◆ **Given task**
Every entry must be given again exactly.

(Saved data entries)
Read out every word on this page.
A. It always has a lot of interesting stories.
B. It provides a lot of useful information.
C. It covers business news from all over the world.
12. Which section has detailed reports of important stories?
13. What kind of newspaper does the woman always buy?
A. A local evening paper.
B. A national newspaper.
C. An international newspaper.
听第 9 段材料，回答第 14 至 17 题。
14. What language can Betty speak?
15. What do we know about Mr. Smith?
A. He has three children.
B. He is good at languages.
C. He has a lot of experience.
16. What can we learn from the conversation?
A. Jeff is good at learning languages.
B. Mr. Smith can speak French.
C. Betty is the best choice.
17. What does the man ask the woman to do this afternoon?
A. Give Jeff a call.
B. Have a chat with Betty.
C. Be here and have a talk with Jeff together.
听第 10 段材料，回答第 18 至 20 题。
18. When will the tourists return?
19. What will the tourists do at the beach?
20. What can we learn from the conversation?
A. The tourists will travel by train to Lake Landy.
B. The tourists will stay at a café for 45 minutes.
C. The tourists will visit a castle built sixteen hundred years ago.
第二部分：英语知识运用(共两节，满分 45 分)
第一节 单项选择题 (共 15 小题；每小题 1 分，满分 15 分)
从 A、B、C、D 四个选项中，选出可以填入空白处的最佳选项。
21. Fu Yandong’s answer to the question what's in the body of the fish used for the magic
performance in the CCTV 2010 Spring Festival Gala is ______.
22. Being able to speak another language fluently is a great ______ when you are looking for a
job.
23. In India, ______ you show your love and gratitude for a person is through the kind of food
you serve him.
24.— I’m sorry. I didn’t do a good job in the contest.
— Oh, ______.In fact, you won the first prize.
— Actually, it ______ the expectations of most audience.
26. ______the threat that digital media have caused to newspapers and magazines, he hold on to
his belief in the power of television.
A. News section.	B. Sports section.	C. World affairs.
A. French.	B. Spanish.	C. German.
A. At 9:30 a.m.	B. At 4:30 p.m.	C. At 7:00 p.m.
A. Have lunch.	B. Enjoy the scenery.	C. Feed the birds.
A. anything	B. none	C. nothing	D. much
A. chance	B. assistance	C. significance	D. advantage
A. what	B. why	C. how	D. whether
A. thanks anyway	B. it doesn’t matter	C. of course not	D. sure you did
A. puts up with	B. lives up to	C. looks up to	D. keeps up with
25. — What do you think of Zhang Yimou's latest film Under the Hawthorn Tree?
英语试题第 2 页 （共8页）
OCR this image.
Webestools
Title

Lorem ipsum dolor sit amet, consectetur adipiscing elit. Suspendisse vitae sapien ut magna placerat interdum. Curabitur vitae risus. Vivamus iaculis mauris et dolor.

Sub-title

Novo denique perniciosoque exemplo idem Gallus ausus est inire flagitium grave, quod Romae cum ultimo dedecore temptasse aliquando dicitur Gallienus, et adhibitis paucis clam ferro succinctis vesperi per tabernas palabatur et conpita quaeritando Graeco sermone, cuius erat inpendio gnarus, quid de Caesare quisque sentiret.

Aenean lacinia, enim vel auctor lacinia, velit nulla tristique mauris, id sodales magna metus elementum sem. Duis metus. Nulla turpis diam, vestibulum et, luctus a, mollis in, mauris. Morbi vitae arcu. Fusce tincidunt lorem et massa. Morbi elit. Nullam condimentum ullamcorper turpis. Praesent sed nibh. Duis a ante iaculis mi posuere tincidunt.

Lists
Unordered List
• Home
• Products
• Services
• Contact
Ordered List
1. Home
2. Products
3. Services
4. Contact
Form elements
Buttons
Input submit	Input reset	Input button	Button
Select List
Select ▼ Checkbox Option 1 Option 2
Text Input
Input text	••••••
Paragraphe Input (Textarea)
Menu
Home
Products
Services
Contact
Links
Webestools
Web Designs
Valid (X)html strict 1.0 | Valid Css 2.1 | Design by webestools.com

◆ **Output**
Read out every word on this page.
A. It always has a lot of interesting stories.
B. It provides a lot of useful information.
C. It covers business news from all over the world.
12. Which section has detailed reports of important stories?
13. What kind of newspaper does the woman always buy?
A. A local evening paper.
B. A national newspaper.
C. An international newspaper.
听第 9 段材料，回答第 14 至 17 题。
14. What language can Betty speak?
15. What do we know about Mr. Smith?
A. He has three children.
B. He is good at languages.
C. He has a lot of experience.
16. What can we learn from the conversation?
A. Jeff is good at learning languages.
B. Mr. Smith can speak French.
C. Betty is the best choice.
17. What does the man ask the woman to do this afternoon?
A. Give Jeff a call.
B. Have a chat with Betty.
C. Be here and have a talk with Jeff together.
听第 10 段材料，回答第 18 至 20 题。
18. When will the tourists return?
19. What will the tourists do at the beach?
20. What can we learn from the conversation?
A. The tourists will travel by train to Lake Landy.
B. The tourists will stay at a café for 45 minutes.
C. The tourists will visit a castle built sixteen hundred years ago.
第二部分：英语知识运用(共两节，满分 45 分)
第一节 单项选择题 (共 15 小题；每小题 1 分，满分 15 分)
从 A、B、C、D 四个选项中，选出可以填入空白处的最佳选项。
21. Fu Yandong’s answer to the question what's in the body of the fish used for the magic
performance in the CCTV 2010 Spring Festival Gala is ______.
22. Being able to speak another language fluently is a great ______ when you are looking for a
job.
23. In India, ______ you show your love and gratitude for a person is through the kind of food
you serve him.
24.— I’m sorry. I didn’t do a good job in the contest.
— Oh, ______.In fact, you won the first prize.
— Actually, it ______ the expectations of most audience.
26. ______the threat that digital media have caused to newspapers and magazines, he hold on to
his belief in the power of television.
A. News section.	B. Sports section.	C. World affairs.
A. French.	B. Spanish.	C. German.
A. At 9:30 a.m.	B. At 4:30 p.m.	C. At 7:00 p.m.
A. Have lunch.	B. Enjoy the scenery.	C. Feed the birds.
A. anything	B. none	C. nothing	D. much
A. chance	B. assistance	C. significance	D. advantage
A. what	B. why	C. how	D. whether
A. thanks anyway	B. it doesn’t matter	C. of course not	D. sure you did
A. puts up with	B. lives up to	C. looks up to	D. keeps up with
25. — What do you think of Zhang Yimou's latest film Under the Hawthorn Tree?
英语试题第 2 页 （共8页）
OCR this image.
Webestools
Title

Lorem ipsum dolor sit amet, consectetur adipiscing elit. Suspendisse vitae sapien ut magna placerat interdum. Curabitur vitae risus. Vivamus iaculis mauris et dolor.

Sub-title

Novo denique perniciosoque exemplo idem Gallus ausus est inire flagitium grave, quod Romae cum ultimo dedecore temptasse aliquando dicitur Gallienus, et adhibitis paucis clam ferro succinctis vesperi per tabernas palabatur et conpita quaeritando Graeco sermone, cuius erat inpendio gnarus, quid de Caesare quisque sentiret.

Aenean lacinia, enim vel auctor lacinia, velit nulla tristique mauris, id sodales magna metus elementum sem. Duis metus. Nulla turpis diam, vestibulum et, luctus a, mollis in, mauris. Morbi vitae arcu. Fusce tincidunt lorem et massa. Morbi elit. Nullam condimentum ullamcorper turpis. Praesent sed nibh. Duis a ante iaculis mi posuere tincidunt.

Lists
Unordered List
• Home
• Products
• Services
• Contact
Ordered List
1. Home
2. Products
3. Services
4. Contact
Form elements
Buttons
Input submit	Input reset	Input button	Button
Select List
Select ▼ Checkbox Option 1 Option 2
Text Input
Input text	••••••
Paragraphe Input (Textarea)
Menu
Home
Products
Services
Contact
Links
Webestools
Web Designs
Valid (X)html strict 1.0 | Valid Css 2.1 | Design by webestools.com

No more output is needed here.